Short exercise
Leave out every picture, then transcribe the rest of the listing exactly.

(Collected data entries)
*-*-*
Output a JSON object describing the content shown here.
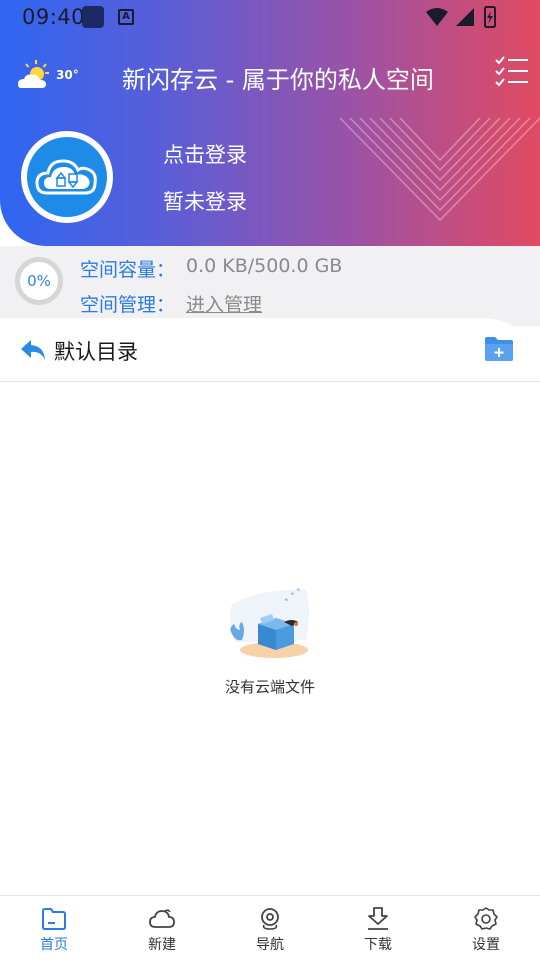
{
  "status_bar": {
    "time": "09:40"
  },
  "header": {
    "weather_temp": "30°",
    "title": "新闪存云 - 属于你的私人空间",
    "login_prompt": "点击登录",
    "login_status": "暂未登录"
  },
  "storage": {
    "percent_label": "0%",
    "usage_fraction": 0,
    "capacity_label": "空间容量：",
    "capacity_value": "0.0 KB/500.0 GB",
    "management_label": "空间管理：",
    "management_link": "进入管理"
  },
  "directory": {
    "title": "默认目录"
  },
  "empty_state": {
    "message": "没有云端文件"
  },
  "bottom_nav": {
    "items": [
      {
        "label": "首页",
        "icon": "home-folder-icon",
        "active": true
      },
      {
        "label": "新建",
        "icon": "cloud-icon",
        "active": false
      },
      {
        "label": "导航",
        "icon": "navigation-icon",
        "active": false
      },
      {
        "label": "下载",
        "icon": "download-icon",
        "active": false
      },
      {
        "label": "设置",
        "icon": "settings-gear-icon",
        "active": false
      }
    ]
  },
  "colors": {
    "gradient_start": "#2f66f2",
    "gradient_end": "#e14a62",
    "accent_blue": "#2b7ce0",
    "text_gray": "#8a8a8a"
  }
}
*-*-*
The output
Output a JSON object describing the content shown here.
{
  "status_bar": {
    "time": "09:40"
  },
  "header": {
    "weather_temp": "30°",
    "title": "新闪存云 - 属于你的私人空间",
    "login_prompt": "点击登录",
    "login_status": "暂未登录"
  },
  "storage": {
    "percent_label": "0%",
    "usage_fraction": 0,
    "capacity_label": "空间容量：",
    "capacity_value": "0.0 KB/500.0 GB",
    "management_label": "空间管理：",
    "management_link": "进入管理"
  },
  "directory": {
    "title": "默认目录"
  },
  "empty_state": {
    "message": "没有云端文件"
  },
  "bottom_nav": {
    "items": [
      {
        "label": "首页",
        "icon": "home-folder-icon",
        "active": true
      },
      {
        "label": "新建",
        "icon": "cloud-icon",
        "active": false
      },
      {
        "label": "导航",
        "icon": "navigation-icon",
        "active": false
      },
      {
        "label": "下载",
        "icon": "download-icon",
        "active": false
      },
      {
        "label": "设置",
        "icon": "settings-gear-icon",
        "active": false
      }
    ]
  },
  "colors": {
    "gradient_start": "#2f66f2",
    "gradient_end": "#e14a62",
    "accent_blue": "#2b7ce0",
    "text_gray": "#8a8a8a"
  }
}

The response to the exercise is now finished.